(Saved entries)
[START]
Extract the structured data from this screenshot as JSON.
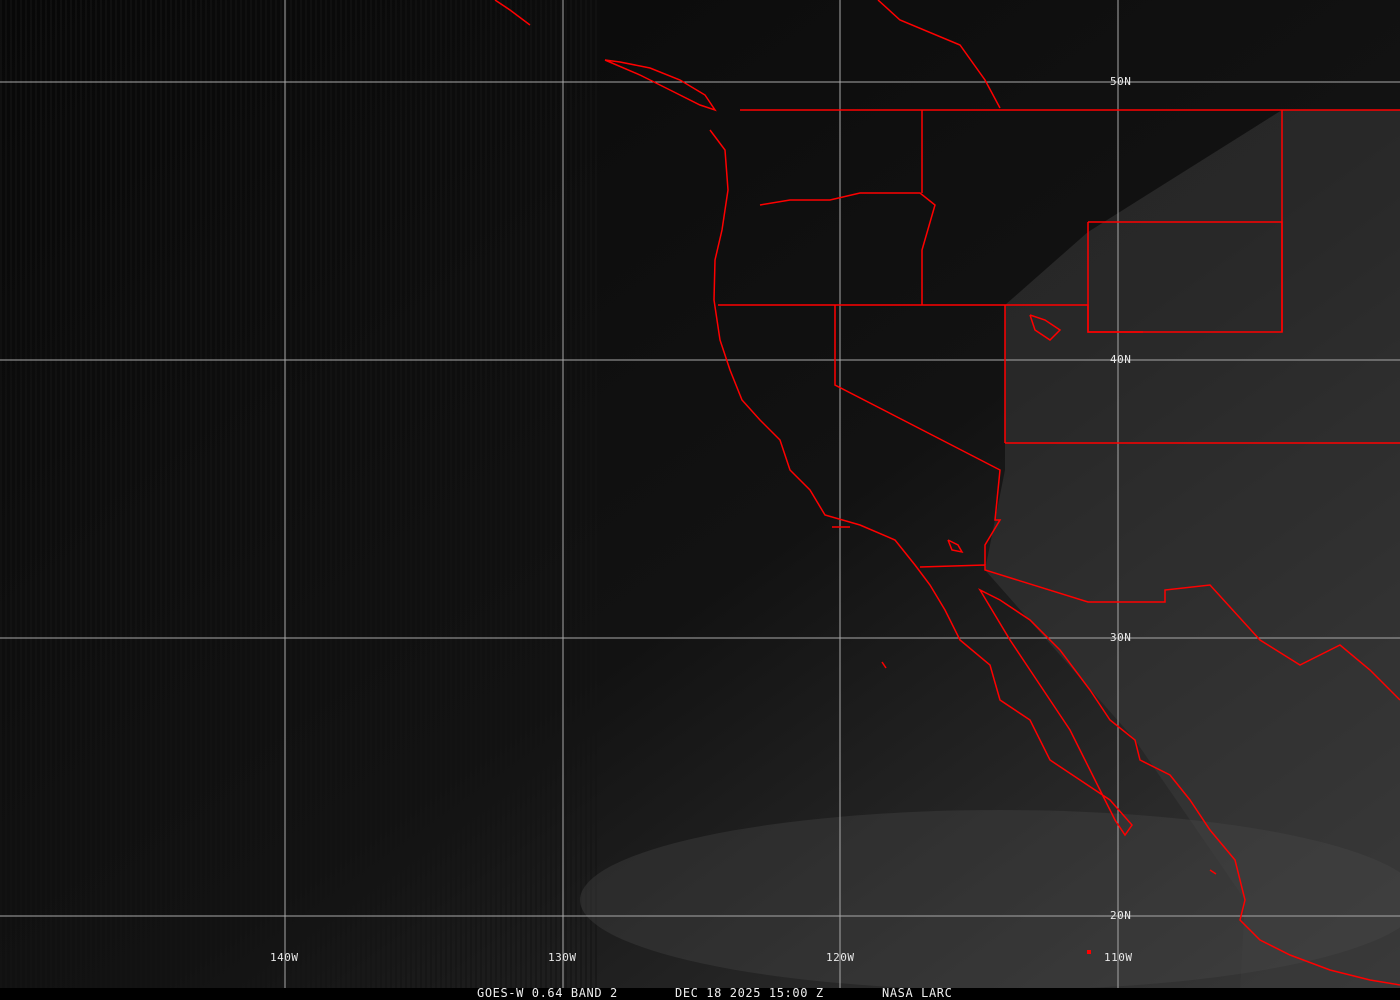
{
  "image": {
    "satellite": "GOES-W",
    "caption": {
      "product": "GOES-W 0.64 BAND 2",
      "datetime": "DEC 18 2025 15:00 Z",
      "source": "NASA LARC"
    },
    "latitude_labels": [
      "50N",
      "40N",
      "30N",
      "20N"
    ],
    "longitude_labels": [
      "140W",
      "130W",
      "120W",
      "110W"
    ],
    "colors": {
      "borders": "#ff0000",
      "grid": "#b0b0b0",
      "ocean": "#0a0a0a",
      "land": "#2e2e2e"
    }
  }
}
[END]
_SET EXERCISE_. Give an exact reproduction of every line, leaving out any picture.

_REPLY_.
Extract the structured data from this screenshot as JSON.
{
  "image": {
    "satellite": "GOES-W",
    "caption": {
      "product": "GOES-W 0.64 BAND 2",
      "datetime": "DEC 18 2025 15:00 Z",
      "source": "NASA LARC"
    },
    "latitude_labels": [
      "50N",
      "40N",
      "30N",
      "20N"
    ],
    "longitude_labels": [
      "140W",
      "130W",
      "120W",
      "110W"
    ],
    "colors": {
      "borders": "#ff0000",
      "grid": "#b0b0b0",
      "ocean": "#0a0a0a",
      "land": "#2e2e2e"
    }
  }
}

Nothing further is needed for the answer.